--- start of DATA SECTION ---
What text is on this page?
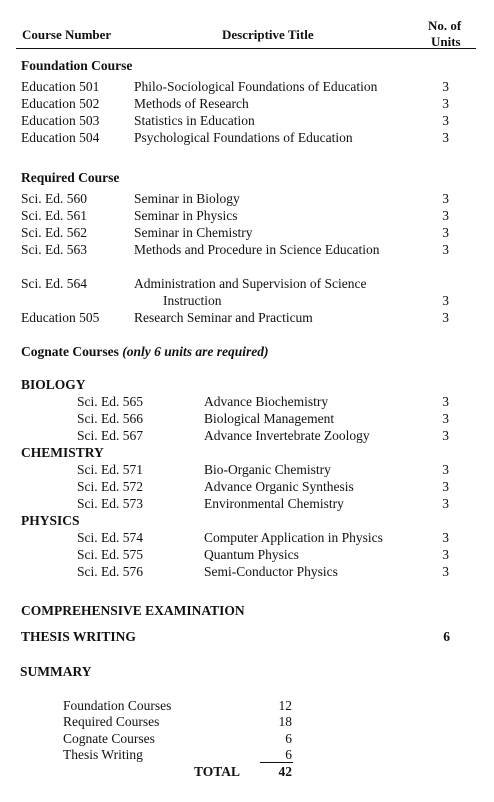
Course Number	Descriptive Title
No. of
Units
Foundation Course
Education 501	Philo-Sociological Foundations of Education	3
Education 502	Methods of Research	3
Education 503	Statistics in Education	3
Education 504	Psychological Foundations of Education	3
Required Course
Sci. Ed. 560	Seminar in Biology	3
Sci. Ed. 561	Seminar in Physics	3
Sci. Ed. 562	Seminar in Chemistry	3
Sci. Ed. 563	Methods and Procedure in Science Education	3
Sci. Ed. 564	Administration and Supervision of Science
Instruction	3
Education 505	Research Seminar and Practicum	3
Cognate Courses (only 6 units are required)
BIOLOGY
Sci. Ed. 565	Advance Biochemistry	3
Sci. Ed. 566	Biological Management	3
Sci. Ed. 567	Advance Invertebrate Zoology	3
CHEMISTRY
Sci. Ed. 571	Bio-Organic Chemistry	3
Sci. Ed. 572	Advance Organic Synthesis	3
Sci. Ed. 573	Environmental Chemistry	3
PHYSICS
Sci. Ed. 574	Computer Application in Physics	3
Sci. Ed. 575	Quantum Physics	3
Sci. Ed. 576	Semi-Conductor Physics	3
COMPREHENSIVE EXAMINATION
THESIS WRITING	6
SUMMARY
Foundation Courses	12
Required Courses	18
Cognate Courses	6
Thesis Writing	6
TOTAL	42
--- end of DATA SECTION ---
PROBLEM => Filter the records above for lines containing the word "Seminar", and copy those lines.

RESULT FOR THIS EXERCISE =>
Sci. Ed. 560	Seminar in Biology	3
Sci. Ed. 561	Seminar in Physics	3
Sci. Ed. 562	Seminar in Chemistry	3
Education 505	Research Seminar and Practicum	3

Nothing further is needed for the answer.